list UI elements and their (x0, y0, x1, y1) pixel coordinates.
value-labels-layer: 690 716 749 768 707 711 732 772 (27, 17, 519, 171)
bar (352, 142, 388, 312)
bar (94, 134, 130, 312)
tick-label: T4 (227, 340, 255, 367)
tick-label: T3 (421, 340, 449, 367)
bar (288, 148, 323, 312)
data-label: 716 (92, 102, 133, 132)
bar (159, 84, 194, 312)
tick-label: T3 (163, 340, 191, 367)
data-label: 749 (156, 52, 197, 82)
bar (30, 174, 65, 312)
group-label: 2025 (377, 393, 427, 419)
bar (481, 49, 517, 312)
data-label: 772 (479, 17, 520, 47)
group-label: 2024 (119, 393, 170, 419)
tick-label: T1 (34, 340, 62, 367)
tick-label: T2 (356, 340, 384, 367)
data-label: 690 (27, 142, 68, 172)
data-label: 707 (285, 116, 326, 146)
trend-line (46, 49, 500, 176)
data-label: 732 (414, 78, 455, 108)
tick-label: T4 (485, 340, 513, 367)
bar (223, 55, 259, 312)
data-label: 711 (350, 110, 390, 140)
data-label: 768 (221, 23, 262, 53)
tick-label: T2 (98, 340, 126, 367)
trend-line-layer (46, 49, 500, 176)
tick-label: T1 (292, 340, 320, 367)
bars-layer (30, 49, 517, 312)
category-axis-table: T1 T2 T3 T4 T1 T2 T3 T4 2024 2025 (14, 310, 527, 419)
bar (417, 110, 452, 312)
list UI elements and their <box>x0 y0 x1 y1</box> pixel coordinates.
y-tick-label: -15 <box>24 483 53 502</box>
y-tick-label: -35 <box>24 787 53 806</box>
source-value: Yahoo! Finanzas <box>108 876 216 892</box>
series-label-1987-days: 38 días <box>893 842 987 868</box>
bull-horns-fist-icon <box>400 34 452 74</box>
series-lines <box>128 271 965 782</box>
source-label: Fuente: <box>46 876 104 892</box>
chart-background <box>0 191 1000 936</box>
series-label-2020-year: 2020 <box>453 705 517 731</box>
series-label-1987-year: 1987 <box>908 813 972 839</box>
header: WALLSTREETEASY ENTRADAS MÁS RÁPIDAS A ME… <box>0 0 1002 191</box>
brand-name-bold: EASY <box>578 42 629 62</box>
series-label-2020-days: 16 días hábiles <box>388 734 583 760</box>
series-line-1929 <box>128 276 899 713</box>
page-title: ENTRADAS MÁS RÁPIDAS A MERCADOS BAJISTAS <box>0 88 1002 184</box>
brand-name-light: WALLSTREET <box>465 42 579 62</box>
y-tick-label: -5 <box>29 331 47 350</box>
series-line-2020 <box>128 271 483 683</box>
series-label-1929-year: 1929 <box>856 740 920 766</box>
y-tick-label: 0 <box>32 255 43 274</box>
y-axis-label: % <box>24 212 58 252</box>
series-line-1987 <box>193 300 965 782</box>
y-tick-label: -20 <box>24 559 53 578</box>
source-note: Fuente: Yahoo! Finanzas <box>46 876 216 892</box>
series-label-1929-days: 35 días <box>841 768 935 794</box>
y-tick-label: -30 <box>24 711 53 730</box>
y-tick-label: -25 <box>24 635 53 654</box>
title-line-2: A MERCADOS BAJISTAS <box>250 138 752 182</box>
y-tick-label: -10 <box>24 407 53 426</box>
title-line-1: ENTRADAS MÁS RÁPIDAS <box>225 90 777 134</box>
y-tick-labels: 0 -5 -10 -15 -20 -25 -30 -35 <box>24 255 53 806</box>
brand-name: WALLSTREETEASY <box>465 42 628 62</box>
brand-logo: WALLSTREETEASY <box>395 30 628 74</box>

++++++++++

Reproduce every line of the items above verbatim.

list UI elements and their (x0, y0, x1, y1) pixel coordinates.
value-labels-layer: 690 716 749 768 707 711 732 772 (27, 17, 519, 171)
bar (352, 142, 388, 312)
bar (94, 134, 130, 312)
tick-label: T4 (227, 340, 255, 367)
tick-label: T3 (421, 340, 449, 367)
bar (288, 148, 323, 312)
data-label: 716 (92, 102, 133, 132)
bar (159, 84, 194, 312)
tick-label: T3 (163, 340, 191, 367)
data-label: 749 (156, 52, 197, 82)
bar (30, 174, 65, 312)
group-label: 2025 (377, 393, 427, 419)
bar (481, 49, 517, 312)
data-label: 772 (479, 17, 520, 47)
group-label: 2024 (119, 393, 170, 419)
tick-label: T1 (34, 340, 62, 367)
tick-label: T2 (356, 340, 384, 367)
data-label: 690 (27, 142, 68, 172)
data-label: 707 (285, 116, 326, 146)
trend-line (46, 49, 500, 176)
data-label: 732 (414, 78, 455, 108)
tick-label: T4 (485, 340, 513, 367)
bar (223, 55, 259, 312)
data-label: 711 (350, 110, 390, 140)
data-label: 768 (221, 23, 262, 53)
tick-label: T2 (98, 340, 126, 367)
trend-line-layer (46, 49, 500, 176)
tick-label: T1 (292, 340, 320, 367)
bars-layer (30, 49, 517, 312)
category-axis-table: T1 T2 T3 T4 T1 T2 T3 T4 2024 2025 (14, 310, 527, 419)
bar (417, 110, 452, 312)
list UI elements and their <box>x0 y0 x1 y1</box> pixel coordinates.
y-tick-label: -15 <box>24 483 53 502</box>
y-tick-label: -35 <box>24 787 53 806</box>
source-value: Yahoo! Finanzas <box>108 876 216 892</box>
series-label-1987-days: 38 días <box>893 842 987 868</box>
bull-horns-fist-icon <box>400 34 452 74</box>
series-lines <box>128 271 965 782</box>
source-label: Fuente: <box>46 876 104 892</box>
chart-background <box>0 191 1000 936</box>
series-label-2020-year: 2020 <box>453 705 517 731</box>
series-label-1987-year: 1987 <box>908 813 972 839</box>
header: WALLSTREETEASY ENTRADAS MÁS RÁPIDAS A ME… <box>0 0 1002 191</box>
brand-name-bold: EASY <box>578 42 629 62</box>
series-label-2020-days: 16 días hábiles <box>388 734 583 760</box>
series-line-1929 <box>128 276 899 713</box>
page-title: ENTRADAS MÁS RÁPIDAS A MERCADOS BAJISTAS <box>0 88 1002 184</box>
brand-name-light: WALLSTREET <box>465 42 579 62</box>
y-tick-label: -5 <box>29 331 47 350</box>
series-line-2020 <box>128 271 483 683</box>
series-label-1929-year: 1929 <box>856 740 920 766</box>
y-tick-label: 0 <box>32 255 43 274</box>
y-axis-label: % <box>24 212 58 252</box>
series-line-1987 <box>193 300 965 782</box>
y-tick-label: -20 <box>24 559 53 578</box>
source-note: Fuente: Yahoo! Finanzas <box>46 876 216 892</box>
series-label-1929-days: 35 días <box>841 768 935 794</box>
y-tick-label: -30 <box>24 711 53 730</box>
y-tick-label: -25 <box>24 635 53 654</box>
title-line-2: A MERCADOS BAJISTAS <box>250 138 752 182</box>
y-tick-label: -10 <box>24 407 53 426</box>
title-line-1: ENTRADAS MÁS RÁPIDAS <box>225 90 777 134</box>
y-tick-labels: 0 -5 -10 -15 -20 -25 -30 -35 <box>24 255 53 806</box>
brand-name: WALLSTREETEASY <box>465 42 628 62</box>
brand-logo: WALLSTREETEASY <box>395 30 628 74</box>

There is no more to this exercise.